▶ **Raw records**:
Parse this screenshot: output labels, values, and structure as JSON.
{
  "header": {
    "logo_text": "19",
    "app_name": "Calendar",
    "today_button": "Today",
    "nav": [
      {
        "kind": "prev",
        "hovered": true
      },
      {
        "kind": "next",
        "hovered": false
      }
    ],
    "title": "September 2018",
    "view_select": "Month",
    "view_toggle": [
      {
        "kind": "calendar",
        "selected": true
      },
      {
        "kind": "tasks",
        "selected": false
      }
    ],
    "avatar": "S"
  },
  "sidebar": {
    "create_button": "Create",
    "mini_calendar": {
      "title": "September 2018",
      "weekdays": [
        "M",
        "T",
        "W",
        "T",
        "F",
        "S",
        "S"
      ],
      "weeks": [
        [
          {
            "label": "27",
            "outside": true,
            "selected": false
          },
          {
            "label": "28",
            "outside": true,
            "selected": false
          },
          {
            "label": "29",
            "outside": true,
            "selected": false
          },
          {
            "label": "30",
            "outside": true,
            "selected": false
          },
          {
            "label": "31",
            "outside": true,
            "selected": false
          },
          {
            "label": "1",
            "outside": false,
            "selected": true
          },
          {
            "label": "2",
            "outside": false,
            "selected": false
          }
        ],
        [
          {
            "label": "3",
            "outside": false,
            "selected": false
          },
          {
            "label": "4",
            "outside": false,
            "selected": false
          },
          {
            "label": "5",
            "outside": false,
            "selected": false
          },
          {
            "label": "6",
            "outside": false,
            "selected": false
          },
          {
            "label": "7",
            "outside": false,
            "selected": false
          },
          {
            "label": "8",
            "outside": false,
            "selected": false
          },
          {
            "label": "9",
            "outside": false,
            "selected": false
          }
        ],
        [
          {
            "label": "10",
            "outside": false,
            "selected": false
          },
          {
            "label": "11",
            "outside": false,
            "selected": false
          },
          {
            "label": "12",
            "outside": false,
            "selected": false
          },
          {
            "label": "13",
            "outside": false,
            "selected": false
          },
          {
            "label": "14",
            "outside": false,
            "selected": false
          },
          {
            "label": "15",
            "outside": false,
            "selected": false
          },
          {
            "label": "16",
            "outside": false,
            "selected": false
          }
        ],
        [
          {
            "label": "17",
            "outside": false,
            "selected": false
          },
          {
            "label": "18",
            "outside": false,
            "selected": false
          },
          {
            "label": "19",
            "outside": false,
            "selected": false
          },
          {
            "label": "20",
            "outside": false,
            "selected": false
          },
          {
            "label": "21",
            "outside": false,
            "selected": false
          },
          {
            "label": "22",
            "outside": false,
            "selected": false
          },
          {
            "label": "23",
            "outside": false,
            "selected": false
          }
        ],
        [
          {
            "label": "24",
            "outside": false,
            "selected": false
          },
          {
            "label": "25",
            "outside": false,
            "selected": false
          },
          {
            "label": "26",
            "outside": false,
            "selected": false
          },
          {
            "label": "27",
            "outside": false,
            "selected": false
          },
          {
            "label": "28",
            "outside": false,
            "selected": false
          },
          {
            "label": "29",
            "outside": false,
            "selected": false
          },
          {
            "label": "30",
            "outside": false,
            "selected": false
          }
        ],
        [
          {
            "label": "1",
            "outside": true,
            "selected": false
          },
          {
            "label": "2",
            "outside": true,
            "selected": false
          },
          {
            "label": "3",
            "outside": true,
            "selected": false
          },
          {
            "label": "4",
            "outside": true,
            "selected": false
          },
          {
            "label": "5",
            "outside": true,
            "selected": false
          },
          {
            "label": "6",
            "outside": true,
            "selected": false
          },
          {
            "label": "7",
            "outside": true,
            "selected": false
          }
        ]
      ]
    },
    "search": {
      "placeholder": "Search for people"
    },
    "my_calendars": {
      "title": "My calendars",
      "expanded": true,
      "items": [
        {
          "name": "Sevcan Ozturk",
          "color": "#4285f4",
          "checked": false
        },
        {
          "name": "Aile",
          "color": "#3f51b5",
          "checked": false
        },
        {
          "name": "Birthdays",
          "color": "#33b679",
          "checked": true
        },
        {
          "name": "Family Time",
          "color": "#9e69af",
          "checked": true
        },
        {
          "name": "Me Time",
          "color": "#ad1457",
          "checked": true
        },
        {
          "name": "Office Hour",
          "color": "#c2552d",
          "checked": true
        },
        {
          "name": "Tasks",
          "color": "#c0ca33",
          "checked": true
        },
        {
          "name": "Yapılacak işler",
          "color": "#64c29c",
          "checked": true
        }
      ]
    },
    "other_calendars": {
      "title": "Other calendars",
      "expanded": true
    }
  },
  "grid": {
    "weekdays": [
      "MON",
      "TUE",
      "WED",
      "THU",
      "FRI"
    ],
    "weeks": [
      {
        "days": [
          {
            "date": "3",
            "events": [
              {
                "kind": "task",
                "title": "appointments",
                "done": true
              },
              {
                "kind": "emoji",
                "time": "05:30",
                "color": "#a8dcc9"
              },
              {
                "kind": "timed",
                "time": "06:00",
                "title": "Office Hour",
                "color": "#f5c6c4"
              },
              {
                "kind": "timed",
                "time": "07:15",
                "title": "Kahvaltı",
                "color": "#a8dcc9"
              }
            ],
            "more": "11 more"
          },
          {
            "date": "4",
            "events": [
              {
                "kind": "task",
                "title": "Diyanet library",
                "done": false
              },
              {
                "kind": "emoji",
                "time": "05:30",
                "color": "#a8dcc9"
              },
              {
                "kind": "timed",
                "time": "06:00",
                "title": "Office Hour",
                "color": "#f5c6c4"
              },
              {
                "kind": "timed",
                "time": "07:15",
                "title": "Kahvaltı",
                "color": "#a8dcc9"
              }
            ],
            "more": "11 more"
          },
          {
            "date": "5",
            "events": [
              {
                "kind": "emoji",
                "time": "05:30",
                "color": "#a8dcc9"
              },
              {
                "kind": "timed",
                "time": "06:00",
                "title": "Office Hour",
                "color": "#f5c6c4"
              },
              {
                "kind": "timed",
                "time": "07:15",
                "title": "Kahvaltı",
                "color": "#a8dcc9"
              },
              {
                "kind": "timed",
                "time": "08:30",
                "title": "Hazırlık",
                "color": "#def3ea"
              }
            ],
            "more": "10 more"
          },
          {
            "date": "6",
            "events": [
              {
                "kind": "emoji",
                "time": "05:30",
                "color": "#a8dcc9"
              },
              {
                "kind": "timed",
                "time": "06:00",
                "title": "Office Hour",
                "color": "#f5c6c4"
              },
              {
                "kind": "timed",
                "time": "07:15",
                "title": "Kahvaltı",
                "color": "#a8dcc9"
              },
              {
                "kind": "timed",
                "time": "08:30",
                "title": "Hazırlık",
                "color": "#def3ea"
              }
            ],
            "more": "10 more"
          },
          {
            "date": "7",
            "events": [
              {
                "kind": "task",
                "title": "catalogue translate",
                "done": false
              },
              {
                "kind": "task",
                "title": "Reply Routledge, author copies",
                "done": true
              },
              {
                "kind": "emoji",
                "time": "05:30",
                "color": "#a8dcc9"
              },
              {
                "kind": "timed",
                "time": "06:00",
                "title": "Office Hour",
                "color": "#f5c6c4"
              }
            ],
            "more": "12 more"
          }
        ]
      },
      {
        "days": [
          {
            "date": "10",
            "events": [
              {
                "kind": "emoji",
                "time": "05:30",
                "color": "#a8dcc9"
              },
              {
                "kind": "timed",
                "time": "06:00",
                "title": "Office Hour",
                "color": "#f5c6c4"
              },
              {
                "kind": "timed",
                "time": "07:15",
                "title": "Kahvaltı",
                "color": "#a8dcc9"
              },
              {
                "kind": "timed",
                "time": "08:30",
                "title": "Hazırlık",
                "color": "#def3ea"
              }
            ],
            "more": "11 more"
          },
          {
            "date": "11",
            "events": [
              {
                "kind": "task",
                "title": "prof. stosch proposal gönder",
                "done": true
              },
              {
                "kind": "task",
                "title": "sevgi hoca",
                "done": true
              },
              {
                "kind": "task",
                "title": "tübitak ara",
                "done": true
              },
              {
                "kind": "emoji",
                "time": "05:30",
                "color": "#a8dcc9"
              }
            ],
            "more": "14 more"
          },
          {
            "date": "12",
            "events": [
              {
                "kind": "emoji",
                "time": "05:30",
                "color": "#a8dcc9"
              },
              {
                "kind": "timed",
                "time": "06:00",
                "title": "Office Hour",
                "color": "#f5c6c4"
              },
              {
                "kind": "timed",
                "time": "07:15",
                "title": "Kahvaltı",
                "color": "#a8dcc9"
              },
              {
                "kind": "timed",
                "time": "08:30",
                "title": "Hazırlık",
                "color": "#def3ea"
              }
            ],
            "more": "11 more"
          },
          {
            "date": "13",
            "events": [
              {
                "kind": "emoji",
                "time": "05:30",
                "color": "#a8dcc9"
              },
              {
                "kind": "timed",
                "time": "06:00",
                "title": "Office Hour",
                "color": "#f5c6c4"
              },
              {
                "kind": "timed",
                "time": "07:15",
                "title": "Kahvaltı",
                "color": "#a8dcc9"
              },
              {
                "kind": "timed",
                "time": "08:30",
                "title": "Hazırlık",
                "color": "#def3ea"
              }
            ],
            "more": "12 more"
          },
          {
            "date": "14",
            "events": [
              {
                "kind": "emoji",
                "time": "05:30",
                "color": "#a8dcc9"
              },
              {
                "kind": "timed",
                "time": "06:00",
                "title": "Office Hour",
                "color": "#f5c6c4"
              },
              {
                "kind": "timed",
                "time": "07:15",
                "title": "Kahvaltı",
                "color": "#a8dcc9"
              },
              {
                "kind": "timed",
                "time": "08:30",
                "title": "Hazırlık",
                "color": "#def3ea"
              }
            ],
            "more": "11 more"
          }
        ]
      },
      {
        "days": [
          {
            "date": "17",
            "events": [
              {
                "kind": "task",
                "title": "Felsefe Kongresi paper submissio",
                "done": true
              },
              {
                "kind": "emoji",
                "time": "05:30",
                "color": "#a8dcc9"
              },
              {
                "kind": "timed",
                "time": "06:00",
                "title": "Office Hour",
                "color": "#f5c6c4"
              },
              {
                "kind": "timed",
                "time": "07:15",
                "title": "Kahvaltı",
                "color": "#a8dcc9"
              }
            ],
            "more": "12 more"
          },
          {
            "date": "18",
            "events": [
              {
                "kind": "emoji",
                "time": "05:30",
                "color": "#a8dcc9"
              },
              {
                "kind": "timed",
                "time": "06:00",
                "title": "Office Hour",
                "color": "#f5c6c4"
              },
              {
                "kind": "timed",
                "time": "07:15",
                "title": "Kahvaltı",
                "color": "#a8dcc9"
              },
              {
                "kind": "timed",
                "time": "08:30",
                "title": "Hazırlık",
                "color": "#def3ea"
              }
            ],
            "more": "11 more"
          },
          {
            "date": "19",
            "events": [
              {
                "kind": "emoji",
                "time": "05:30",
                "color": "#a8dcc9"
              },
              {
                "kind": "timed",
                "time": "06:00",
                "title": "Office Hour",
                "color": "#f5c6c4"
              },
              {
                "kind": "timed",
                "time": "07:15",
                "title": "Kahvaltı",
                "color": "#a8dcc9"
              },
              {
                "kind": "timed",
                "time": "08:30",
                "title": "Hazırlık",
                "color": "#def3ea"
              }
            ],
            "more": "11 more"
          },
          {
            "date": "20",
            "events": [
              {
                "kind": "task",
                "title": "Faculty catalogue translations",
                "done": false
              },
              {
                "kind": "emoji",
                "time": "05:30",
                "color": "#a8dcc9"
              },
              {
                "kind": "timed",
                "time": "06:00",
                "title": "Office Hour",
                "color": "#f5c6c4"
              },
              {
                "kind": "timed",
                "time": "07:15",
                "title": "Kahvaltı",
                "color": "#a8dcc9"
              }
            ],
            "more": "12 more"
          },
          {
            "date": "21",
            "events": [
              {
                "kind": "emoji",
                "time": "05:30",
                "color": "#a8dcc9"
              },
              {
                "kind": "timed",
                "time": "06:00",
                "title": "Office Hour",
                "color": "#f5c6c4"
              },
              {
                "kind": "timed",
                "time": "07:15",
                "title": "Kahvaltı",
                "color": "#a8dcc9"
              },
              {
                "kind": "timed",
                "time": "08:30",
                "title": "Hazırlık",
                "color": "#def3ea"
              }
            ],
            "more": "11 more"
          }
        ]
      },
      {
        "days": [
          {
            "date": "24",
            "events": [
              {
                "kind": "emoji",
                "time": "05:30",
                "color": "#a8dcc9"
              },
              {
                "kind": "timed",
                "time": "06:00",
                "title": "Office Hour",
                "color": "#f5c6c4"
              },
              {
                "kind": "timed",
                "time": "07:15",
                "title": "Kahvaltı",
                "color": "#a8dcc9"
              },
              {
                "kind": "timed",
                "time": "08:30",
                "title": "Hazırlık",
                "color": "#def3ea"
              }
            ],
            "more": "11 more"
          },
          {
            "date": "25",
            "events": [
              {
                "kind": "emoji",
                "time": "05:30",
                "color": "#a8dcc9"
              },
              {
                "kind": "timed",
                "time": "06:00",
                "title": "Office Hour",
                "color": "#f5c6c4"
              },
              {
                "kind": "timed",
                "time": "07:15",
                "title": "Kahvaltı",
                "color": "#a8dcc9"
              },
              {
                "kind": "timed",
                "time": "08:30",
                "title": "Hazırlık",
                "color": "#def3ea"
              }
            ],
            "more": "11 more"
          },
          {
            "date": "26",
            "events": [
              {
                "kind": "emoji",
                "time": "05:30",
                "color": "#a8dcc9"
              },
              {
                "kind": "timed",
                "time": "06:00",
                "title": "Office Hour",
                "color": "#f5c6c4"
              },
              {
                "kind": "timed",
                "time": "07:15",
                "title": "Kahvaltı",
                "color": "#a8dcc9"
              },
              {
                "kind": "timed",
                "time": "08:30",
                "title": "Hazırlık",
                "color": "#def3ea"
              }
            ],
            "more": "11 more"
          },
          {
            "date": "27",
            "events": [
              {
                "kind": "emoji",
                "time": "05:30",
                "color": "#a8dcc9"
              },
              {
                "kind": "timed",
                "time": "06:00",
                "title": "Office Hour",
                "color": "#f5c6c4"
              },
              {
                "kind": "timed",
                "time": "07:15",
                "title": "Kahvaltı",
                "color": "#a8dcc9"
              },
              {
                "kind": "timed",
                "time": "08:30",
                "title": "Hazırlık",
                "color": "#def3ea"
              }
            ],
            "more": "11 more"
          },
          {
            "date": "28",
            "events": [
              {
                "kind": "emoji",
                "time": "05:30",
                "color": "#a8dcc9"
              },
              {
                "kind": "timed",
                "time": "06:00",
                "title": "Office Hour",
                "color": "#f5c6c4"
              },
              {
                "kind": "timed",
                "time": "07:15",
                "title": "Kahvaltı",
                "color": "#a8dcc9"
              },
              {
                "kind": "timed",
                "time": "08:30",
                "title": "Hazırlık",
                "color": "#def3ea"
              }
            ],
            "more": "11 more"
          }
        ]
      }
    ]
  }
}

▶ **Written exercise**: Your answer should be a single number: the count of lines in the data that include the word "catalogue".

▶ **Solution to the exercise**: 2